> **Texte fourni**:

%%

Ce jour-là, une atmosphère de religiosité enveloppait l’imposante chaîne de montagnes qui séparent l’Espagne de la France. Le Congrès Eucharistique, qui prenait fin, avait réuni, à Lourdes, un nombreux clergé et un peuple immense venus de tous les coins du monde. Tous — fidèles par centaines de mille : laïques, prêtres, prélats, évêques, princes de l’Église — avaient, la veille au soir, mêlé leurs voix dans les chants pieux de l’inoubliable et grandiose procession aux flambeaux en face de la Basilique, pendant que là-haut, au sommet du Pic du Gers, la croix flamboyante se détachait dans la nuit profonde. Cette croix de feu, au fond de la nue, semblait rappeler la parole angélique d’il y a deux mille ans : Pax hominibus bonae voluntatis.

C’était le 26 juillet 1914, un dimanche. Nous nous promenions, ma femme et moi, dans le parc d’un village pyrénéen. Le soleil dardait ses rayons chauds et vivifiants, incendiant toute la vallée du Gave. Soudain, un camelot s’approche de nous portant sous son bras un paquet de journaux. Le gamin criait à tue-tête : — « C’est la guerre ! C’est la guerre ! » Nous lui coupons la parole en posant cette question :

— « Quelle guerre ? »…

— « Mais la guerre entre l’Autriche et la Serbie, monsieur. Vous aurez tous les détails en achetant mon journal : la Liberté du Sud-Ouest. »

%%

> **Consigne écrite**:
Recopiez intégralement le récit de l'annonce de la guerre près de Lourdes, sans y changer quoi que ce soit. Les données n'ont aucun rôle à jouer ici.

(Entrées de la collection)

%%

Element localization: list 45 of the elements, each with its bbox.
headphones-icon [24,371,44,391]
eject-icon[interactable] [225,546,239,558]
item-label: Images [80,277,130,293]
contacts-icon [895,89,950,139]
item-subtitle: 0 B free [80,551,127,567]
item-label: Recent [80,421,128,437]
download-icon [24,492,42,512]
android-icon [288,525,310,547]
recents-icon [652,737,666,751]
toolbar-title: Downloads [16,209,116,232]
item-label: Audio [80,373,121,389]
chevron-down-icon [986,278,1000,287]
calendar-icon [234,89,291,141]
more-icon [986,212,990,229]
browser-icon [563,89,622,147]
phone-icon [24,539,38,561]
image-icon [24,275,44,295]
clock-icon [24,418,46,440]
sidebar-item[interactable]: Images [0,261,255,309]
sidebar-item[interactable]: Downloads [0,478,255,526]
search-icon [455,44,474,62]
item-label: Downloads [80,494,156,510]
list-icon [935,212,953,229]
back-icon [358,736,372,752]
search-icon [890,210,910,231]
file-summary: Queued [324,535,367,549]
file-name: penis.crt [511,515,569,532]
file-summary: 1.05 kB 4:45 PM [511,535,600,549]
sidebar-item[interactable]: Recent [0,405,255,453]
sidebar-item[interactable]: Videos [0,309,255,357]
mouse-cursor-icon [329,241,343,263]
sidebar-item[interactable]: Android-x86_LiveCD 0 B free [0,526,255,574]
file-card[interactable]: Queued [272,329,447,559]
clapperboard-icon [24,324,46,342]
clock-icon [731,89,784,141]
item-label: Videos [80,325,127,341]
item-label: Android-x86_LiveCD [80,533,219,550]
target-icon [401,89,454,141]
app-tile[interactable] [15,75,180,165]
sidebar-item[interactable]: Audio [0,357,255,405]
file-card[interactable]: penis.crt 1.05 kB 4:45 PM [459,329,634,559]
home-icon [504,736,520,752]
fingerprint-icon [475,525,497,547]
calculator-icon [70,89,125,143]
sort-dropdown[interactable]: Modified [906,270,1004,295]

%%

> **Solution du problème**:
Ce jour-là, une atmosphère de religiosité enveloppait l’imposante chaîne de montagnes qui séparent l’Espagne de la France. Le Congrès Eucharistique, qui prenait fin, avait réuni, à Lourdes, un nombreux clergé et un peuple immense venus de tous les coins du monde. Tous — fidèles par centaines de mille : laïques, prêtres, prélats, évêques, princes de l’Église — avaient, la veille au soir, mêlé leurs voix dans les chants pieux de l’inoubliable et grandiose procession aux flambeaux en face de la Basilique, pendant que là-haut, au sommet du Pic du Gers, la croix flamboyante se détachait dans la nuit profonde. Cette croix de feu, au fond de la nue, semblait rappeler la parole angélique d’il y a deux mille ans : Pax hominibus bonae voluntatis.

C’était le 26 juillet 1914, un dimanche. Nous nous promenions, ma femme et moi, dans le parc d’un village pyrénéen. Le soleil dardait ses rayons chauds et vivifiants, incendiant toute la vallée du Gave. Soudain, un camelot s’approche de nous portant sous son bras un paquet de journaux. Le gamin criait à tue-tête : — « C’est la guerre ! C’est la guerre ! » Nous lui coupons la parole en posant cette question :

— « Quelle guerre ? »…

— « Mais la guerre entre l’Autriche et la Serbie, monsieur. Vous aurez tous les détails en achetant mon journal : la Liberté du Sud-Ouest. »